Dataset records
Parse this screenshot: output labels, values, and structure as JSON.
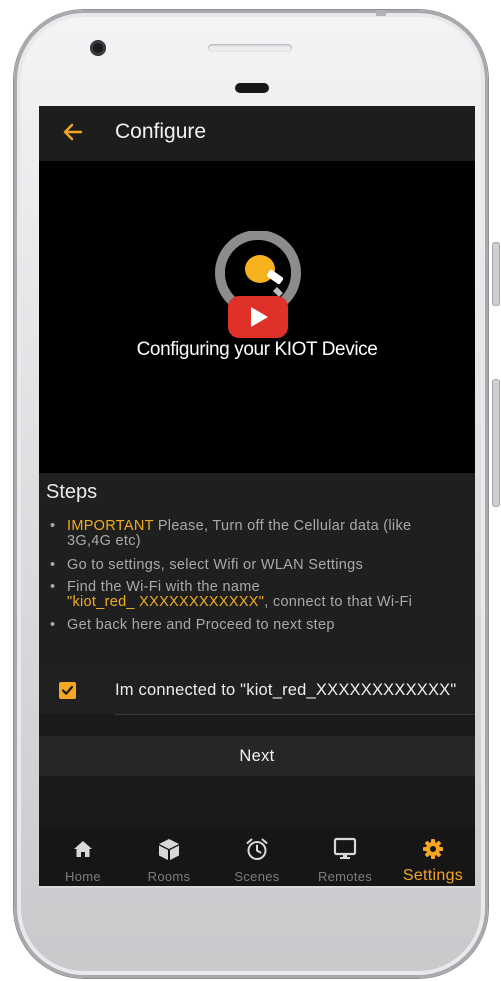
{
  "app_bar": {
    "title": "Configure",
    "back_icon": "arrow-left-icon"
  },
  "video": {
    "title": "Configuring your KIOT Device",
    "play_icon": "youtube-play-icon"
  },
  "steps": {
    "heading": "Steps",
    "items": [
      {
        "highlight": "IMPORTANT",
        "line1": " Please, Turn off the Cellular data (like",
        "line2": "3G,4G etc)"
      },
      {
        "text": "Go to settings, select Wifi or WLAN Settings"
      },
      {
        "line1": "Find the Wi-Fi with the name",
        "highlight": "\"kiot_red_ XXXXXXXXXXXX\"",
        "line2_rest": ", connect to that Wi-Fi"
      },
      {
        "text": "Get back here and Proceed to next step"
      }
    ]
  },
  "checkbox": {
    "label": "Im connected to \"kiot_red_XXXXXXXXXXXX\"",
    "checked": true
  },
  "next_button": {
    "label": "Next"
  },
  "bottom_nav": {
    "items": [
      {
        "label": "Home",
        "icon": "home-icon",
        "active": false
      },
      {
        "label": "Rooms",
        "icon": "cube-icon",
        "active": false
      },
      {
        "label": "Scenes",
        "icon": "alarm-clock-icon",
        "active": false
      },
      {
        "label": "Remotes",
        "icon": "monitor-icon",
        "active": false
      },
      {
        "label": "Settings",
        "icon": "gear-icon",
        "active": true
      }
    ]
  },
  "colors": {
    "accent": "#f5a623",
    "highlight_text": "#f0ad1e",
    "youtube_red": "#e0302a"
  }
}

§ GIVEN TASK
Transcribe the full listing character for character. Pictures are excluded.

§ SOLUTION
Parse this screenshot: output labels, values, and structure as JSON.
{
  "app_bar": {
    "title": "Configure",
    "back_icon": "arrow-left-icon"
  },
  "video": {
    "title": "Configuring your KIOT Device",
    "play_icon": "youtube-play-icon"
  },
  "steps": {
    "heading": "Steps",
    "items": [
      {
        "highlight": "IMPORTANT",
        "line1": " Please, Turn off the Cellular data (like",
        "line2": "3G,4G etc)"
      },
      {
        "text": "Go to settings, select Wifi or WLAN Settings"
      },
      {
        "line1": "Find the Wi-Fi with the name",
        "highlight": "\"kiot_red_ XXXXXXXXXXXX\"",
        "line2_rest": ", connect to that Wi-Fi"
      },
      {
        "text": "Get back here and Proceed to next step"
      }
    ]
  },
  "checkbox": {
    "label": "Im connected to \"kiot_red_XXXXXXXXXXXX\"",
    "checked": true
  },
  "next_button": {
    "label": "Next"
  },
  "bottom_nav": {
    "items": [
      {
        "label": "Home",
        "icon": "home-icon",
        "active": false
      },
      {
        "label": "Rooms",
        "icon": "cube-icon",
        "active": false
      },
      {
        "label": "Scenes",
        "icon": "alarm-clock-icon",
        "active": false
      },
      {
        "label": "Remotes",
        "icon": "monitor-icon",
        "active": false
      },
      {
        "label": "Settings",
        "icon": "gear-icon",
        "active": true
      }
    ]
  },
  "colors": {
    "accent": "#f5a623",
    "highlight_text": "#f0ad1e",
    "youtube_red": "#e0302a"
  }
}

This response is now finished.